— PROMPT —
A word-for-word transcript of every entry is required.

Extracted data entries
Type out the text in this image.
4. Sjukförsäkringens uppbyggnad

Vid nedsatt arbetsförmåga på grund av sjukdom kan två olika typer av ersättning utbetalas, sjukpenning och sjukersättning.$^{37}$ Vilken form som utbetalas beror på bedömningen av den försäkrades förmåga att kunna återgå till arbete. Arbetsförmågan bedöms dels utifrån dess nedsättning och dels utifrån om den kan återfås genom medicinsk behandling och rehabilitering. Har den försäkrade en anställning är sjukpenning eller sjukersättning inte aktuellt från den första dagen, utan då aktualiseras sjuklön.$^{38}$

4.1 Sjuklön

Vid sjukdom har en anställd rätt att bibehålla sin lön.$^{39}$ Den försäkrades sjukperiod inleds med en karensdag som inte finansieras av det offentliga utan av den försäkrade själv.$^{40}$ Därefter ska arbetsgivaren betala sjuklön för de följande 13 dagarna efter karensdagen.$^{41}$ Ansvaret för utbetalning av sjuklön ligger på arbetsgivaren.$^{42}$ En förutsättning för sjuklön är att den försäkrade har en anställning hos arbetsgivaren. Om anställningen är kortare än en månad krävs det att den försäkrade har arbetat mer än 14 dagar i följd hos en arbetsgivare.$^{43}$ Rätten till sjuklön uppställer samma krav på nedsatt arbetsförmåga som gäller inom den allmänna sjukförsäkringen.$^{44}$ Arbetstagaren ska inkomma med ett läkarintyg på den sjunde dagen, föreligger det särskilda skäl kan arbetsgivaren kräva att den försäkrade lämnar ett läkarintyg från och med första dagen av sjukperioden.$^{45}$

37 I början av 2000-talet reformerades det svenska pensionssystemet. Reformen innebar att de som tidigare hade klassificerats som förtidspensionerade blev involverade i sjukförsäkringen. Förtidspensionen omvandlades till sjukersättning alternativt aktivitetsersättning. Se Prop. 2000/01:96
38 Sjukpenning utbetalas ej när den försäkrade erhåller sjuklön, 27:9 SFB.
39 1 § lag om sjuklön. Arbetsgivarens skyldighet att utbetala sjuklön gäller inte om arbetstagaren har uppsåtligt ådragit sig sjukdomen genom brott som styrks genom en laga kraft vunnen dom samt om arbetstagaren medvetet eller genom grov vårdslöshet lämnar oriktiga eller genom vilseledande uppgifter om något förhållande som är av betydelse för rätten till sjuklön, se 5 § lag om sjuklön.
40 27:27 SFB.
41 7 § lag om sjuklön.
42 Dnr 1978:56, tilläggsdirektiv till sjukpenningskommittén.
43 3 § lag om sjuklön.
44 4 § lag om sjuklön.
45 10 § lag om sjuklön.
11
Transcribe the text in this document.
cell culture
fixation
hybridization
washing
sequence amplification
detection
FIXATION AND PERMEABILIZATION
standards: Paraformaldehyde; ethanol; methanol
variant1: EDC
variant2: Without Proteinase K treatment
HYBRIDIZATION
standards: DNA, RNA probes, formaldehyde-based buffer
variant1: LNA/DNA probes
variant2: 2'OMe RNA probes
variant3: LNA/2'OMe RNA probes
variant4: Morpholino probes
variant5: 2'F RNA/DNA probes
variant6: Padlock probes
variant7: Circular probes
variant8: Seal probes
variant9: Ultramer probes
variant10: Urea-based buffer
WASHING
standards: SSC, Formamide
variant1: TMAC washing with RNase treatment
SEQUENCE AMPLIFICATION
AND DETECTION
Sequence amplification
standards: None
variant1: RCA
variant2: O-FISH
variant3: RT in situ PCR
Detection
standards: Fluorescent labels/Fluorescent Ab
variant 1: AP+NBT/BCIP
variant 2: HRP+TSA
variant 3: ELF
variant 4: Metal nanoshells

— EXPECTED ANSWER —
Type out the text in this image.
4. Sjukförsäkringens uppbyggnad

Vid nedsatt arbetsförmåga på grund av sjukdom kan två olika typer av ersättning utbetalas, sjukpenning och sjukersättning.$^{37}$ Vilken form som utbetalas beror på bedömningen av den försäkrades förmåga att kunna återgå till arbete. Arbetsförmågan bedöms dels utifrån dess nedsättning och dels utifrån om den kan återfås genom medicinsk behandling och rehabilitering. Har den försäkrade en anställning är sjukpenning eller sjukersättning inte aktuellt från den första dagen, utan då aktualiseras sjuklön.$^{38}$

4.1 Sjuklön

Vid sjukdom har en anställd rätt att bibehålla sin lön.$^{39}$ Den försäkrades sjukperiod inleds med en karensdag som inte finansieras av det offentliga utan av den försäkrade själv.$^{40}$ Därefter ska arbetsgivaren betala sjuklön för de följande 13 dagarna efter karensdagen.$^{41}$ Ansvaret för utbetalning av sjuklön ligger på arbetsgivaren.$^{42}$ En förutsättning för sjuklön är att den försäkrade har en anställning hos arbetsgivaren. Om anställningen är kortare än en månad krävs det att den försäkrade har arbetat mer än 14 dagar i följd hos en arbetsgivare.$^{43}$ Rätten till sjuklön uppställer samma krav på nedsatt arbetsförmåga som gäller inom den allmänna sjukförsäkringen.$^{44}$ Arbetstagaren ska inkomma med ett läkarintyg på den sjunde dagen, föreligger det särskilda skäl kan arbetsgivaren kräva att den försäkrade lämnar ett läkarintyg från och med första dagen av sjukperioden.$^{45}$

37 I början av 2000-talet reformerades det svenska pensionssystemet. Reformen innebar att de som tidigare hade klassificerats som förtidspensionerade blev involverade i sjukförsäkringen. Förtidspensionen omvandlades till sjukersättning alternativt aktivitetsersättning. Se Prop. 2000/01:96
38 Sjukpenning utbetalas ej när den försäkrade erhåller sjuklön, 27:9 SFB.
39 1 § lag om sjuklön. Arbetsgivarens skyldighet att utbetala sjuklön gäller inte om arbetstagaren har uppsåtligt ådragit sig sjukdomen genom brott som styrks genom en laga kraft vunnen dom samt om arbetstagaren medvetet eller genom grov vårdslöshet lämnar oriktiga eller genom vilseledande uppgifter om något förhållande som är av betydelse för rätten till sjuklön, se 5 § lag om sjuklön.
40 27:27 SFB.
41 7 § lag om sjuklön.
42 Dnr 1978:56, tilläggsdirektiv till sjukpenningskommittén.
43 3 § lag om sjuklön.
44 4 § lag om sjuklön.
45 10 § lag om sjuklön.
11
Transcribe the text in this document.
cell culture
fixation
hybridization
washing
sequence amplification
detection
FIXATION AND PERMEABILIZATION
standards: Paraformaldehyde; ethanol; methanol
variant1: EDC
variant2: Without Proteinase K treatment
HYBRIDIZATION
standards: DNA, RNA probes, formaldehyde-based buffer
variant1: LNA/DNA probes
variant2: 2'OMe RNA probes
variant3: LNA/2'OMe RNA probes
variant4: Morpholino probes
variant5: 2'F RNA/DNA probes
variant6: Padlock probes
variant7: Circular probes
variant8: Seal probes
variant9: Ultramer probes
variant10: Urea-based buffer
WASHING
standards: SSC, Formamide
variant1: TMAC washing with RNase treatment
SEQUENCE AMPLIFICATION
AND DETECTION
Sequence amplification
standards: None
variant1: RCA
variant2: O-FISH
variant3: RT in situ PCR
Detection
standards: Fluorescent labels/Fluorescent Ab
variant 1: AP+NBT/BCIP
variant 2: HRP+TSA
variant 3: ELF
variant 4: Metal nanoshells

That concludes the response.